> Given data:

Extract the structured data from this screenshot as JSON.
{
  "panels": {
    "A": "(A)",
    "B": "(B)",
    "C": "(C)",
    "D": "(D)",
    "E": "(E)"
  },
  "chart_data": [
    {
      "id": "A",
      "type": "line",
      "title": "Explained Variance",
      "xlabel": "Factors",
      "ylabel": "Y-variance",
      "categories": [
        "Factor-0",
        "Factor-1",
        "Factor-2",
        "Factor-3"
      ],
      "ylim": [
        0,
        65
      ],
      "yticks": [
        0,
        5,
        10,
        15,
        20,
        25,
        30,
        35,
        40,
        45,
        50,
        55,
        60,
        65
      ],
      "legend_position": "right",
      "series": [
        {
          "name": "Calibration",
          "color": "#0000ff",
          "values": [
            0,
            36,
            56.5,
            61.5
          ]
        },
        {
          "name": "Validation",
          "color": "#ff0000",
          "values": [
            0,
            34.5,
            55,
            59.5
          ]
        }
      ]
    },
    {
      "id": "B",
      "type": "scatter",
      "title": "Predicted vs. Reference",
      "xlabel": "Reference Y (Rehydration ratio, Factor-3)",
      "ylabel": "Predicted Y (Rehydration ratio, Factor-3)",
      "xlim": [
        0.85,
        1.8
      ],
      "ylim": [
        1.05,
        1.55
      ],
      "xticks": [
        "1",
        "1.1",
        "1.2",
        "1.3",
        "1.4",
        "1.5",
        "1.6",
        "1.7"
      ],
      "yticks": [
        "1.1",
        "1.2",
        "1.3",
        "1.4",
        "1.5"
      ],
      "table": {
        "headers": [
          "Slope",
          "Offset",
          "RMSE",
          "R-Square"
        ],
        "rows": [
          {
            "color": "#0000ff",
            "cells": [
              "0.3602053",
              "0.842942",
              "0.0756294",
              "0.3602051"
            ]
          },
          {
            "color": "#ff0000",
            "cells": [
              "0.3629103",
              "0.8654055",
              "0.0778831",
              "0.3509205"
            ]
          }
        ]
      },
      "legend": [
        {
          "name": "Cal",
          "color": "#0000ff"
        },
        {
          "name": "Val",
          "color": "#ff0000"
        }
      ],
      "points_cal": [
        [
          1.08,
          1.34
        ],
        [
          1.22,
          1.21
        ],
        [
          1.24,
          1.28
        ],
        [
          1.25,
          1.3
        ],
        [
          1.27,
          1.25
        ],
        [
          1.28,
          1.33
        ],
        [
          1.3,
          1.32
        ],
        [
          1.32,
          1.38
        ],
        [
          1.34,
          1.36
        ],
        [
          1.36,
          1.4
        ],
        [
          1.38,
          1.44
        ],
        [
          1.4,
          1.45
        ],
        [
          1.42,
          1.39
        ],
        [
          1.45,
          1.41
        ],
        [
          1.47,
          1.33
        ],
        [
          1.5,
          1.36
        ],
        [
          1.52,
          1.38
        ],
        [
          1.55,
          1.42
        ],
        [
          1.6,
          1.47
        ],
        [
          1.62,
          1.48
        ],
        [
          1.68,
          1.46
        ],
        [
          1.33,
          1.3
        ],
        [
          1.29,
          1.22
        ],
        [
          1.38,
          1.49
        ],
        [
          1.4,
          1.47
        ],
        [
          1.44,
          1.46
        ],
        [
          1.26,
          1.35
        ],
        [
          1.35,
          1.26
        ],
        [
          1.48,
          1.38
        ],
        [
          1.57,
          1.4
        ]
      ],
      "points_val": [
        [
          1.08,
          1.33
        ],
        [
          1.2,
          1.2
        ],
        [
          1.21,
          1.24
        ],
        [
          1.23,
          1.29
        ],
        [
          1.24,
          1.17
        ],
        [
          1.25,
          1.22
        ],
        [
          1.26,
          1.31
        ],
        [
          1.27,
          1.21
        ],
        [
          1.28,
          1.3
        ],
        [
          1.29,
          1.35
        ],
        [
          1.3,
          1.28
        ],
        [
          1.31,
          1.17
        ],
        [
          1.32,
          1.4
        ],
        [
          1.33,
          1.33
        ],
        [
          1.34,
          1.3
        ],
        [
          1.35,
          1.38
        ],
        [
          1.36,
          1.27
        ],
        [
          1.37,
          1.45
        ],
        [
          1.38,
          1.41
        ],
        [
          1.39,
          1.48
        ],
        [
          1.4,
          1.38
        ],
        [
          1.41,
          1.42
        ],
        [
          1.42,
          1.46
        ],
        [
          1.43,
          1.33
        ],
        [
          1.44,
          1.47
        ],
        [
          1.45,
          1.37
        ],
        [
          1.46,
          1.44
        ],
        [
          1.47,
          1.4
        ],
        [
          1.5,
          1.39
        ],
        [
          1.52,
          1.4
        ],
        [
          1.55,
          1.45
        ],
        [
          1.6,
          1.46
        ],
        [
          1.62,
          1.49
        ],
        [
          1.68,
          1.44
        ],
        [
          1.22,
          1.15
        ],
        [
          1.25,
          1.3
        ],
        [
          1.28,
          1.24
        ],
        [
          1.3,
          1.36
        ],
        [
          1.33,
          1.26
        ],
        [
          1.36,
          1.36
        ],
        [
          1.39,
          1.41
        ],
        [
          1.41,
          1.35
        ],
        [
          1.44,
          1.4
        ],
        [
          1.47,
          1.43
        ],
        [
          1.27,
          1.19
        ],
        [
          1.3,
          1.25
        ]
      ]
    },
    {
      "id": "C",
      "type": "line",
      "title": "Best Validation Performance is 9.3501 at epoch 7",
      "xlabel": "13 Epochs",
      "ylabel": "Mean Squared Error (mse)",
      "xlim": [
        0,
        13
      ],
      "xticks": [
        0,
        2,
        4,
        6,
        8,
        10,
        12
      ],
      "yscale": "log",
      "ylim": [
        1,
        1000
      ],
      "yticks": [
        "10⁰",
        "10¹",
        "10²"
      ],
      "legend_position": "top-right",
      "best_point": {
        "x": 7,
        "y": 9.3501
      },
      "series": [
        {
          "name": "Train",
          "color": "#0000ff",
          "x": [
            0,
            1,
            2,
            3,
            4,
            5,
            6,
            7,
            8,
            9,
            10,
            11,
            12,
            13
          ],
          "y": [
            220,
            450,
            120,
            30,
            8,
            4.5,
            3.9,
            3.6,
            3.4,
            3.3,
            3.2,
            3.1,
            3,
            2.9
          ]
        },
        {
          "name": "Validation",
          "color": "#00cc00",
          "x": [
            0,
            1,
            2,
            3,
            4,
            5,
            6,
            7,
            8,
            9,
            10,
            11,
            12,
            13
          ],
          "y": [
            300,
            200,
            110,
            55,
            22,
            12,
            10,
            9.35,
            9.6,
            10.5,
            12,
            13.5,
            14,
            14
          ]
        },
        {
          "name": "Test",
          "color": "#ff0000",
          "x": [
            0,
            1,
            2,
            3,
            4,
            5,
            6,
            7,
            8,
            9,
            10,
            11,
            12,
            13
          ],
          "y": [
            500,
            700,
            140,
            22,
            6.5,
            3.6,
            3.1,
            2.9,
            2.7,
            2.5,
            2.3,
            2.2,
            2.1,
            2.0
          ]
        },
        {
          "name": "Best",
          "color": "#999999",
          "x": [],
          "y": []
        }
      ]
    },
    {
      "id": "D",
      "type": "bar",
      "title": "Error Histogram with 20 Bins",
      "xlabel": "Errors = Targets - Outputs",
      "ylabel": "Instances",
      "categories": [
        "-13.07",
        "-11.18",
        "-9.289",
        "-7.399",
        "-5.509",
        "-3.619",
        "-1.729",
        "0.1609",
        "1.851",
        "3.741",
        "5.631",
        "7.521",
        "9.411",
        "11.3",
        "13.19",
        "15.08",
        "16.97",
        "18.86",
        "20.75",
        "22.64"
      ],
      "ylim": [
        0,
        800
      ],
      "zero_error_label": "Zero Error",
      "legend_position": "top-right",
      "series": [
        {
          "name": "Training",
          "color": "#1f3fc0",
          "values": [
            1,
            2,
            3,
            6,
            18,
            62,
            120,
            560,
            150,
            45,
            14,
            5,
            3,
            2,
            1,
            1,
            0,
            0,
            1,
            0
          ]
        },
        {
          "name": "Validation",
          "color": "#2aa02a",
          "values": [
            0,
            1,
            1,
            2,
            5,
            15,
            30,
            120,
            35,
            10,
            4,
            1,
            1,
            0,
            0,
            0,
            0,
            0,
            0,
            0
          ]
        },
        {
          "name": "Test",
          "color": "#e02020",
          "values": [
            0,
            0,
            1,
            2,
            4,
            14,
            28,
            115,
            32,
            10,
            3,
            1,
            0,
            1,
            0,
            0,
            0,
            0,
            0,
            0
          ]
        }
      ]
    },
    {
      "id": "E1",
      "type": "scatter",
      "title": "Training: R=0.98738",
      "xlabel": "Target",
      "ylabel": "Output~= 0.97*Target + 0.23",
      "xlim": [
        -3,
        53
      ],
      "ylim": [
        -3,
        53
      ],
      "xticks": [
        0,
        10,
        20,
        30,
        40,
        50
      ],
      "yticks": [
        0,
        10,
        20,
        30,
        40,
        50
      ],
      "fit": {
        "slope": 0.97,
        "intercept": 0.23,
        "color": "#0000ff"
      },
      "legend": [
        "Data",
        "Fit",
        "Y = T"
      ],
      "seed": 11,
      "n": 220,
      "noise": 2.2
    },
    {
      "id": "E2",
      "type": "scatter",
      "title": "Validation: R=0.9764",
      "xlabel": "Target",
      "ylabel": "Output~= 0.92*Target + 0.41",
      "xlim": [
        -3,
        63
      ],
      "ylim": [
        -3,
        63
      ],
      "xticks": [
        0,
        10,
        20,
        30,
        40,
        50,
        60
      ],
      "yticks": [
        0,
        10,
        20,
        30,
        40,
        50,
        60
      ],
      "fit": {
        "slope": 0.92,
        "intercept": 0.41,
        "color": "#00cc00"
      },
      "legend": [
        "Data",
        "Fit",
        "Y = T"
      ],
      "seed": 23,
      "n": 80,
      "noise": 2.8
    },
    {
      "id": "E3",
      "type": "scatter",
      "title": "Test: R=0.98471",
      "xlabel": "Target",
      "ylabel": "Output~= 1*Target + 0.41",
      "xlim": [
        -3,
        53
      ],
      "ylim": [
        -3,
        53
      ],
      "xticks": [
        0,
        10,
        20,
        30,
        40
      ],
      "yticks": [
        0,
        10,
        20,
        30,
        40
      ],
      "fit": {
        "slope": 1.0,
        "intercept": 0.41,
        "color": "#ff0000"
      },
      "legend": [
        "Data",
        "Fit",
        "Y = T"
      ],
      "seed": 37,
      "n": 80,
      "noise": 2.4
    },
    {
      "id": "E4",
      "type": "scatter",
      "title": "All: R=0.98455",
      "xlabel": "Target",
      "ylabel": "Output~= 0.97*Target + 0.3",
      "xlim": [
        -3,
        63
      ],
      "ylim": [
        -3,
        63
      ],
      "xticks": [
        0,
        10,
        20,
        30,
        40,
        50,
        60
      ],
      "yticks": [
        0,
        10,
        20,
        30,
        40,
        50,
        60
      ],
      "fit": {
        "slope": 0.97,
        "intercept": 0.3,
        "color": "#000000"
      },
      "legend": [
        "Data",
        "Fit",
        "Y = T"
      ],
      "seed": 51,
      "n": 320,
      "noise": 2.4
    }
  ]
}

> Stated exercise:
Identify the lines that hold the word "ylabel". Copy every one of them.

> Task output:
      "ylabel": "Y-variance",
      "ylabel": "Predicted Y (Rehydration ratio, Factor-3)",
      "ylabel": "Mean Squared Error (mse)",
      "ylabel": "Instances",
      "ylabel": "Output~= 0.97*Target + 0.23",
      "ylabel": "Output~= 0.92*Target + 0.41",
      "ylabel": "Output~= 1*Target + 0.41",
      "ylabel": "Output~= 0.97*Target + 0.3",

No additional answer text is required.